TASK PROMPT:
According to the Memory Mixtape post, which two TV stations could the secondhand color set receive, depending on how the antenna on top was turned?

--- start PROVIDED TEXT ---

Tuesday 14 June 2022

Memory Mixtape #18: TV In Your Room


Here's another random photo I found of the house I grew up in. There's an Indiana Jones sticker on the door, and a bunch of Return Of The Jedi stickers on the side of the wardrobe to the left of the picture. I don't know what all that crap is underneath the dressing gown; I guess that's just the corner where I piled random shit since I never really used that wardrobe: there's another one to the left, out of shot. It was quite a big bedroom - you can see the foot of the bed in the bottom right hand corner and it's a double. Through the door is the landing, which was in the middle of the house, with doors leading off to the bathroom, shower, and toilet (yeah, they all had a separate room... I have no idea why). My parent's bedroom was at the other side of the house. Anyway, the landing had no windows of its own, which is why there's an internal window from my room to let a little bit of daylight through.  

The thing I appreciate seeing the most in this picture is the TV set. It was an old second hand one, but it was colour (before that, I'd had a black and white portable) and depending on which way I turned the ariel on top, I got could either Yorkshire TV or Tyne Tees. Sometimes they showed different films late at night, and sometimes the Tyne Tees films were better. But I did have to sit through news bulletins about Newcastle before I got to watch them.

--- end PROVIDED TEXT ---
--- start DATA LISTING ---

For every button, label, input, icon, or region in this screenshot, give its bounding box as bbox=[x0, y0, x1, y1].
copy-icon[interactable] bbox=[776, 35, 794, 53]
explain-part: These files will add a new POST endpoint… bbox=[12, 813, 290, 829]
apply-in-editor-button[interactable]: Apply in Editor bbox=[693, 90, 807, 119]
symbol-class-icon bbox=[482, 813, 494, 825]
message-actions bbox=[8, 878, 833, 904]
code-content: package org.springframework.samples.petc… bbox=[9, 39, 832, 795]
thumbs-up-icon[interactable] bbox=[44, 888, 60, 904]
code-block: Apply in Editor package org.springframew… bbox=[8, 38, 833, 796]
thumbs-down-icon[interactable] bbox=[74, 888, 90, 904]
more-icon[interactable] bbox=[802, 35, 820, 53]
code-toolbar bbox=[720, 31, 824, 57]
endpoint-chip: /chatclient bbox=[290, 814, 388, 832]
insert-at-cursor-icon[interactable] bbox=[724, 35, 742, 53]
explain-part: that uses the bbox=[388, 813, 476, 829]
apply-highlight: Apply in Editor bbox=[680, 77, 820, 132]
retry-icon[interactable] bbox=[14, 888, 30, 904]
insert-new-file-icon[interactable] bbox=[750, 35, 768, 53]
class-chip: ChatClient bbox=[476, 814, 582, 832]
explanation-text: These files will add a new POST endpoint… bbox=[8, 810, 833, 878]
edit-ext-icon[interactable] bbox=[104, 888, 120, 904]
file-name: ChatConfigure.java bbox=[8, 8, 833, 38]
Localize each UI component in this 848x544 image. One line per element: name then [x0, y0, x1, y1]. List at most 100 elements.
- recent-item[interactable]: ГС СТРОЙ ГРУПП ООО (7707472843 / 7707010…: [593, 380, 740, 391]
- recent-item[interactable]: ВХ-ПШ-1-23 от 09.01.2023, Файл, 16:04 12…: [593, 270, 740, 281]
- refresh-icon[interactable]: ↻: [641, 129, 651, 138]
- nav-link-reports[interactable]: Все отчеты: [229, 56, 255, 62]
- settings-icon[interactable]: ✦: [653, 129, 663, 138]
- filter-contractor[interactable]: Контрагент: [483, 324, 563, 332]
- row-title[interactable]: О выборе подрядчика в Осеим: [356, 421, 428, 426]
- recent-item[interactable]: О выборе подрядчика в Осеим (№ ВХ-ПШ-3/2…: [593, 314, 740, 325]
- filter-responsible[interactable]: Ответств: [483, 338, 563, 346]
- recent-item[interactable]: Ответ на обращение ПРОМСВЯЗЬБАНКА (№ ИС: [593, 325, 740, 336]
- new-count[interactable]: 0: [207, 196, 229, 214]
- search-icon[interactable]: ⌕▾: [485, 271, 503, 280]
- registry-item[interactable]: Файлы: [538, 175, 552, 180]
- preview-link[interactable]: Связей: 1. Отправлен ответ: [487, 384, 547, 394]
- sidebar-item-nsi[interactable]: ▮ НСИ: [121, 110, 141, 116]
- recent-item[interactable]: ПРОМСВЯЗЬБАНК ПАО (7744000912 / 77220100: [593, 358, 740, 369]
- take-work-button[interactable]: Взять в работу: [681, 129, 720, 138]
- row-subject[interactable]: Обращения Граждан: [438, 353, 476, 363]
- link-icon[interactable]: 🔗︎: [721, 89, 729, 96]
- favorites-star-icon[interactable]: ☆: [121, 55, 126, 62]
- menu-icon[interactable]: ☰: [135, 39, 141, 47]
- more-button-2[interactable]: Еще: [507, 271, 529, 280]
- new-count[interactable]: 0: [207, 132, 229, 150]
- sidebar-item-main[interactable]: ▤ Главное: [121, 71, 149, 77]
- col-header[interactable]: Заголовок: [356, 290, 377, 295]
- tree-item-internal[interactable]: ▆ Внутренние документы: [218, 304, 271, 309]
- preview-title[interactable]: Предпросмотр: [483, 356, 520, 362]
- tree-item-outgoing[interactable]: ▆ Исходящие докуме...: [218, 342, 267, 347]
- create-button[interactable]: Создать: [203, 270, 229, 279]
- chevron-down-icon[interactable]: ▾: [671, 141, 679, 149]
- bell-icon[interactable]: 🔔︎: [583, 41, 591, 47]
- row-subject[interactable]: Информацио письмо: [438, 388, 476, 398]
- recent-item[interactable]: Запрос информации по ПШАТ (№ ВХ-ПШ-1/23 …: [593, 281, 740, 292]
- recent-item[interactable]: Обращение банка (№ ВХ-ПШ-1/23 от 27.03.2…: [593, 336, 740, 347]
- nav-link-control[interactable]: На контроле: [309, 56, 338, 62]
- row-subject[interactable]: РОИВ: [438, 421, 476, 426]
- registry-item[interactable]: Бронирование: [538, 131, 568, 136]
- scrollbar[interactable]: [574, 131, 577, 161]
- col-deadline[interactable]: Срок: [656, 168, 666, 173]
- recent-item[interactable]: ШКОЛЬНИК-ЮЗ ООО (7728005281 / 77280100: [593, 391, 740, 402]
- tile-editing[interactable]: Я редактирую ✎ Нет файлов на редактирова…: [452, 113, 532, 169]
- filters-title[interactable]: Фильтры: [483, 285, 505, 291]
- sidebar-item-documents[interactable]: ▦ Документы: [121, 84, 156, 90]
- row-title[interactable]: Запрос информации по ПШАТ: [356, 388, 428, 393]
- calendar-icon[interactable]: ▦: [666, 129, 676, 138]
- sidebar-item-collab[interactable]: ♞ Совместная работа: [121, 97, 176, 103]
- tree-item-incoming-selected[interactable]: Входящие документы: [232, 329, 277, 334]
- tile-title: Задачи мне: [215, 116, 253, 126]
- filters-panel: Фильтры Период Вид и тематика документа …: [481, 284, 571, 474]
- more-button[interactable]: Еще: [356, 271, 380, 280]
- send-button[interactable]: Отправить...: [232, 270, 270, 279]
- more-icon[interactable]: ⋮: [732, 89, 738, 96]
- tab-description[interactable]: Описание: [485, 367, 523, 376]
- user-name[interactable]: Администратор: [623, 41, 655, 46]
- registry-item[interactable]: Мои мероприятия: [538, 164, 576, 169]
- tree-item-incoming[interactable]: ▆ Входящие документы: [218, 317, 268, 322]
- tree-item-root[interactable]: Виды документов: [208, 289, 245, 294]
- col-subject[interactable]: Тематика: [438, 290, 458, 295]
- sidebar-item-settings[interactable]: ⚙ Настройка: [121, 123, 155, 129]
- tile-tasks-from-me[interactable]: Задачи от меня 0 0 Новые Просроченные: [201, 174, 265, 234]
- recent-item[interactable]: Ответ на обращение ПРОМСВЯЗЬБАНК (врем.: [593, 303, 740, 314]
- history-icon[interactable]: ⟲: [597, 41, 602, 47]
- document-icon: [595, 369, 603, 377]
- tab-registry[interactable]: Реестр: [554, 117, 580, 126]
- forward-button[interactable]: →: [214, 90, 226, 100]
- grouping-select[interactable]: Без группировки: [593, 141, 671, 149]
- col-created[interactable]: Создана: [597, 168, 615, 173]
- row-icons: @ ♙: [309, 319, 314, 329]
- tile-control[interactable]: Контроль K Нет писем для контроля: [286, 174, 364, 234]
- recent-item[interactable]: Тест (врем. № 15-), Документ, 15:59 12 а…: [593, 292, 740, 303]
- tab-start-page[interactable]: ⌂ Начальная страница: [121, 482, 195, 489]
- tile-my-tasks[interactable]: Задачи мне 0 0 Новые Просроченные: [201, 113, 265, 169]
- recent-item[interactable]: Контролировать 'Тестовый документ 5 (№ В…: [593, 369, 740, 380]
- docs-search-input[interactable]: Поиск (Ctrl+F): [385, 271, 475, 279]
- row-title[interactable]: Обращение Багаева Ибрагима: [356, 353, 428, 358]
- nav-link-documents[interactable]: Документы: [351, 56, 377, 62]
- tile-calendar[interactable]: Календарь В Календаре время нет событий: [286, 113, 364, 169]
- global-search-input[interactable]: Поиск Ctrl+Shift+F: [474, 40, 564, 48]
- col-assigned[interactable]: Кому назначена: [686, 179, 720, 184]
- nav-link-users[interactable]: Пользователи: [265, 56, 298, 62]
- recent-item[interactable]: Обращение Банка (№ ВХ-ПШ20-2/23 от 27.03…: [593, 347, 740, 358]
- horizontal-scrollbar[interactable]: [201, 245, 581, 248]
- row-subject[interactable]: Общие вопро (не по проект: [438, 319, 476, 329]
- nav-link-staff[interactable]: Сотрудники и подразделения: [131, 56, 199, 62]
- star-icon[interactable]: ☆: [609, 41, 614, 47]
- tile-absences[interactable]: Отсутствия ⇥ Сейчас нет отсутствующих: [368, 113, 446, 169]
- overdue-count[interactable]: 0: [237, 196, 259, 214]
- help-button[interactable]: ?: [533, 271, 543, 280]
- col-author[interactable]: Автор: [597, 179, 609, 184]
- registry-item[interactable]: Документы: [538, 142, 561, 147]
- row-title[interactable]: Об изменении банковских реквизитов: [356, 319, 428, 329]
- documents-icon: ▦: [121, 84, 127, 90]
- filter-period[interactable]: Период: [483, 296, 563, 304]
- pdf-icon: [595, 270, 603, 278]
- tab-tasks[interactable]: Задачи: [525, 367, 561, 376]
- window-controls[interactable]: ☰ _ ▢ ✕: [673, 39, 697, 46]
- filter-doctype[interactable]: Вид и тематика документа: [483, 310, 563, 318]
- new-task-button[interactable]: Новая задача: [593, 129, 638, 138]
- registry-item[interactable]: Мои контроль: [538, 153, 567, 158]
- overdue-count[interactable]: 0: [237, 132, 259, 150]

--- end DATA LISTING ---

RESULT FOR THIS EXERCISE:
Yorkshire TV and Tyne Tees.